___ Data rows ___
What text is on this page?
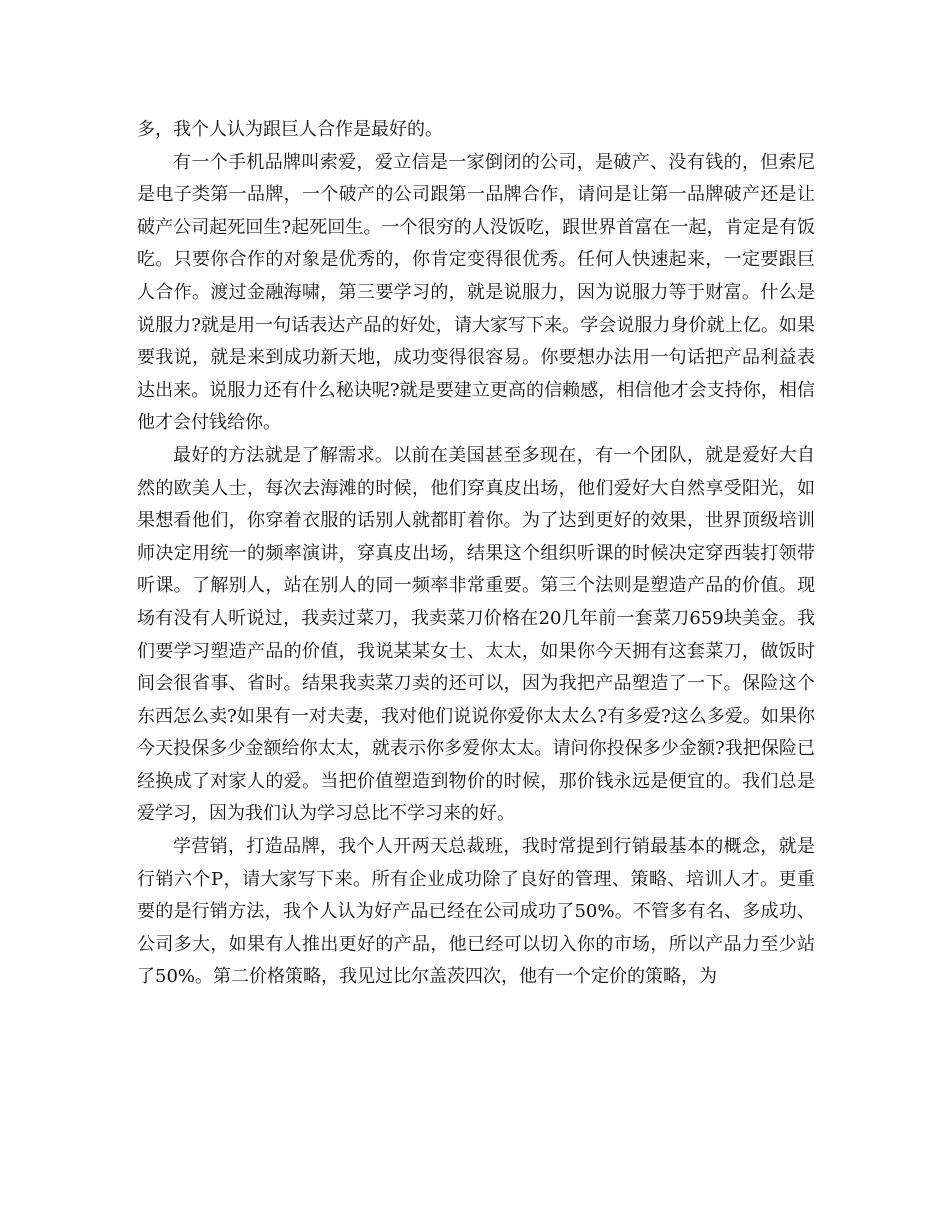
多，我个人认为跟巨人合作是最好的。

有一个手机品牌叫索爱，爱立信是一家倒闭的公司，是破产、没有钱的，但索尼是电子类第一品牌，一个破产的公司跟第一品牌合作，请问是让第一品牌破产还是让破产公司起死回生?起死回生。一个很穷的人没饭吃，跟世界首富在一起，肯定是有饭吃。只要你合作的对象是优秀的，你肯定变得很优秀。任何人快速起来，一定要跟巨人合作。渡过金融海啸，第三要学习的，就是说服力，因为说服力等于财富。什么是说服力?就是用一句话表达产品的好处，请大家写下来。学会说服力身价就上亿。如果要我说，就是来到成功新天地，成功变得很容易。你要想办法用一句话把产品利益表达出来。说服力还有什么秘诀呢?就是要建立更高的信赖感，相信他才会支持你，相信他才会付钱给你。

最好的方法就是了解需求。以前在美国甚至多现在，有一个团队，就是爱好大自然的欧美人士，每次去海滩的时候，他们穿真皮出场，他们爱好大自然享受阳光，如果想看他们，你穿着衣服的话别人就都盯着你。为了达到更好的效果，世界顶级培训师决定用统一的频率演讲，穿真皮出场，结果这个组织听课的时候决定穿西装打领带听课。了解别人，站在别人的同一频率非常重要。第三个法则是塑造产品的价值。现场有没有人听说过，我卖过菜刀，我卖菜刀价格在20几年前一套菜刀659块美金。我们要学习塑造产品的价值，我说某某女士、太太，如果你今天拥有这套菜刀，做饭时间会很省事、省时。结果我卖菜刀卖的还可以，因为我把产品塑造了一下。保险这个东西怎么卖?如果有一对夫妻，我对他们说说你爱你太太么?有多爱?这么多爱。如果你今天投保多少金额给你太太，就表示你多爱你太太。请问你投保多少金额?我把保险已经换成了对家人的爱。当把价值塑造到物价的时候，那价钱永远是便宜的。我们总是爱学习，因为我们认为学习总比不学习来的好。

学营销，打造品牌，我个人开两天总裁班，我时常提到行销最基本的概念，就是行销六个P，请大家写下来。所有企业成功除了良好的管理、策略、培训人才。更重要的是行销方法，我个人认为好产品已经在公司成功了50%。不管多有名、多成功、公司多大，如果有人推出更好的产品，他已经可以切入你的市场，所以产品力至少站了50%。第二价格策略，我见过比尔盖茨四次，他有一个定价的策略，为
___
___ Data rows ___
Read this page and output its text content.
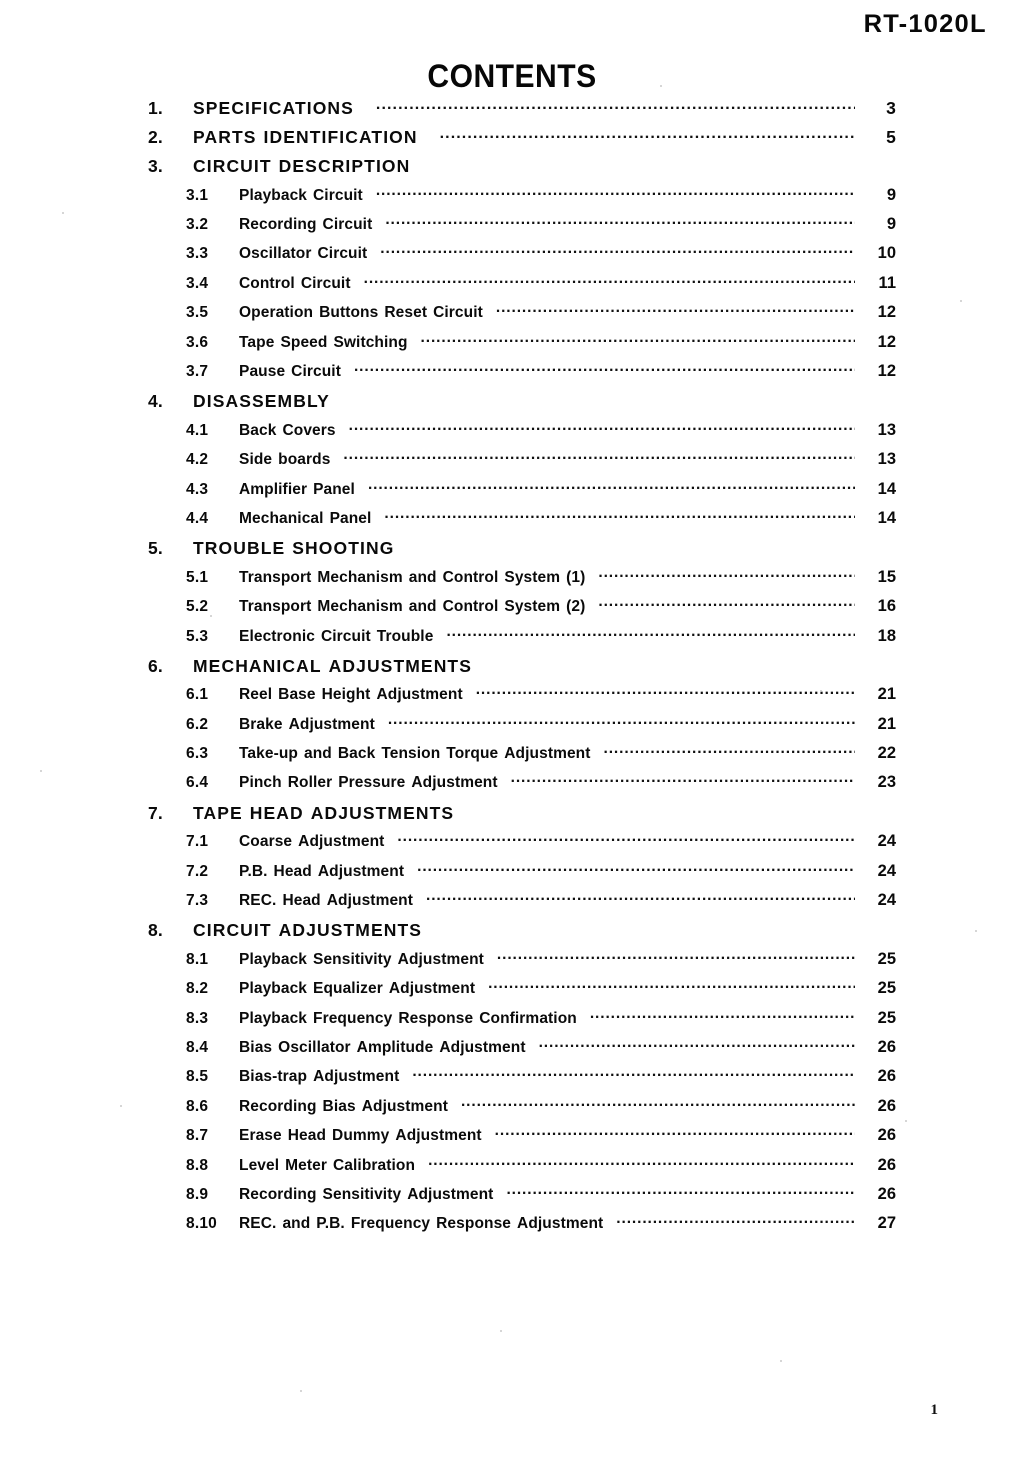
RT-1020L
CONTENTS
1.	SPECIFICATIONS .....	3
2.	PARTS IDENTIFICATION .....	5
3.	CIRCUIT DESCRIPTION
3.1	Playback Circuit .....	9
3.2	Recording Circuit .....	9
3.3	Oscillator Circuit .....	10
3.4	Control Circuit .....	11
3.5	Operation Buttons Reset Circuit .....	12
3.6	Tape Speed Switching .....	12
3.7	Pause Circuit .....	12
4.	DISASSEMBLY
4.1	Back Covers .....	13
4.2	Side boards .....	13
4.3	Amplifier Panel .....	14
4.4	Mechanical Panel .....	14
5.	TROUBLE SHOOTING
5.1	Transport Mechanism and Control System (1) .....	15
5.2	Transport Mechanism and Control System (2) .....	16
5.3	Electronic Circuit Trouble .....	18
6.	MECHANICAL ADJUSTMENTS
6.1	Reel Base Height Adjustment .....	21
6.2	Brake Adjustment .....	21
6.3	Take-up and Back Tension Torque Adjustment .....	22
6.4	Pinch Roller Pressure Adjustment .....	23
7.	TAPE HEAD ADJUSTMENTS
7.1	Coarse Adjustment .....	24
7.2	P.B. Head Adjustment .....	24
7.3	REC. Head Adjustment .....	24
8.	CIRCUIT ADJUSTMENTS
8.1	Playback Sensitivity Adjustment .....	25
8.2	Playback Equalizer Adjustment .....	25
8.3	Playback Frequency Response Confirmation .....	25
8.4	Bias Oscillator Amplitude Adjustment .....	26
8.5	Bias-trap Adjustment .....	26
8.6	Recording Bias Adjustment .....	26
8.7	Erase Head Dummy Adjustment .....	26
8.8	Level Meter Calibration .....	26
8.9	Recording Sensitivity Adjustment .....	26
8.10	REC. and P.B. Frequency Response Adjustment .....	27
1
___
Work to complete. All lines in the data that contain the word "System" should be copied.

Expected output.
5.1	Transport Mechanism and Control System (1) .....	15
5.2	Transport Mechanism and Control System (2) .....	16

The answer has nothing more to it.